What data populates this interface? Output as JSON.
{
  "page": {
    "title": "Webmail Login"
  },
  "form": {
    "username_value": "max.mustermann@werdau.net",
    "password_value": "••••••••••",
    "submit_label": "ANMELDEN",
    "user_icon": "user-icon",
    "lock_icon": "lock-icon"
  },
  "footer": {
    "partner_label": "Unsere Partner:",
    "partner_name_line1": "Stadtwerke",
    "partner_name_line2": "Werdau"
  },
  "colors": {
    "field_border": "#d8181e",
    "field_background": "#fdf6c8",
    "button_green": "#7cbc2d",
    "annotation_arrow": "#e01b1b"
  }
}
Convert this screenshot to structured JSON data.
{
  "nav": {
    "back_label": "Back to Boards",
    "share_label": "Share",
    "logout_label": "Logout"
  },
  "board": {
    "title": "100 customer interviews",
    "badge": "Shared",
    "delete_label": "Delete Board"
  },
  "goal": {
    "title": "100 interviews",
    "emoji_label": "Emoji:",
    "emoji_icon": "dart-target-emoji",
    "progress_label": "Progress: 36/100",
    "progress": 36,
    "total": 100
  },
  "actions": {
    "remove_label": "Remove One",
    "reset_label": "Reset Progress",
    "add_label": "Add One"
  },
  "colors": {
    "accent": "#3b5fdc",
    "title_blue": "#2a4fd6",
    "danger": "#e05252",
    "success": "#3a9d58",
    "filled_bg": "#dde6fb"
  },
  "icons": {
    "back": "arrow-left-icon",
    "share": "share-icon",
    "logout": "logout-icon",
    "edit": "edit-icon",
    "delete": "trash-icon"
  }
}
_ _ _ _ _ _ _
*WHAT YOU HAVE TO DO:* Reproduce all of the entries word for word.

*COMPLETE OUTPUT:*
What data populates this interface? Output as JSON.
{
  "page": {
    "title": "Webmail Login"
  },
  "form": {
    "username_value": "max.mustermann@werdau.net",
    "password_value": "••••••••••",
    "submit_label": "ANMELDEN",
    "user_icon": "user-icon",
    "lock_icon": "lock-icon"
  },
  "footer": {
    "partner_label": "Unsere Partner:",
    "partner_name_line1": "Stadtwerke",
    "partner_name_line2": "Werdau"
  },
  "colors": {
    "field_border": "#d8181e",
    "field_background": "#fdf6c8",
    "button_green": "#7cbc2d",
    "annotation_arrow": "#e01b1b"
  }
}
Convert this screenshot to structured JSON data.
{
  "nav": {
    "back_label": "Back to Boards",
    "share_label": "Share",
    "logout_label": "Logout"
  },
  "board": {
    "title": "100 customer interviews",
    "badge": "Shared",
    "delete_label": "Delete Board"
  },
  "goal": {
    "title": "100 interviews",
    "emoji_label": "Emoji:",
    "emoji_icon": "dart-target-emoji",
    "progress_label": "Progress: 36/100",
    "progress": 36,
    "total": 100
  },
  "actions": {
    "remove_label": "Remove One",
    "reset_label": "Reset Progress",
    "add_label": "Add One"
  },
  "colors": {
    "accent": "#3b5fdc",
    "title_blue": "#2a4fd6",
    "danger": "#e05252",
    "success": "#3a9d58",
    "filled_bg": "#dde6fb"
  },
  "icons": {
    "back": "arrow-left-icon",
    "share": "share-icon",
    "logout": "logout-icon",
    "edit": "edit-icon",
    "delete": "trash-icon"
  }
}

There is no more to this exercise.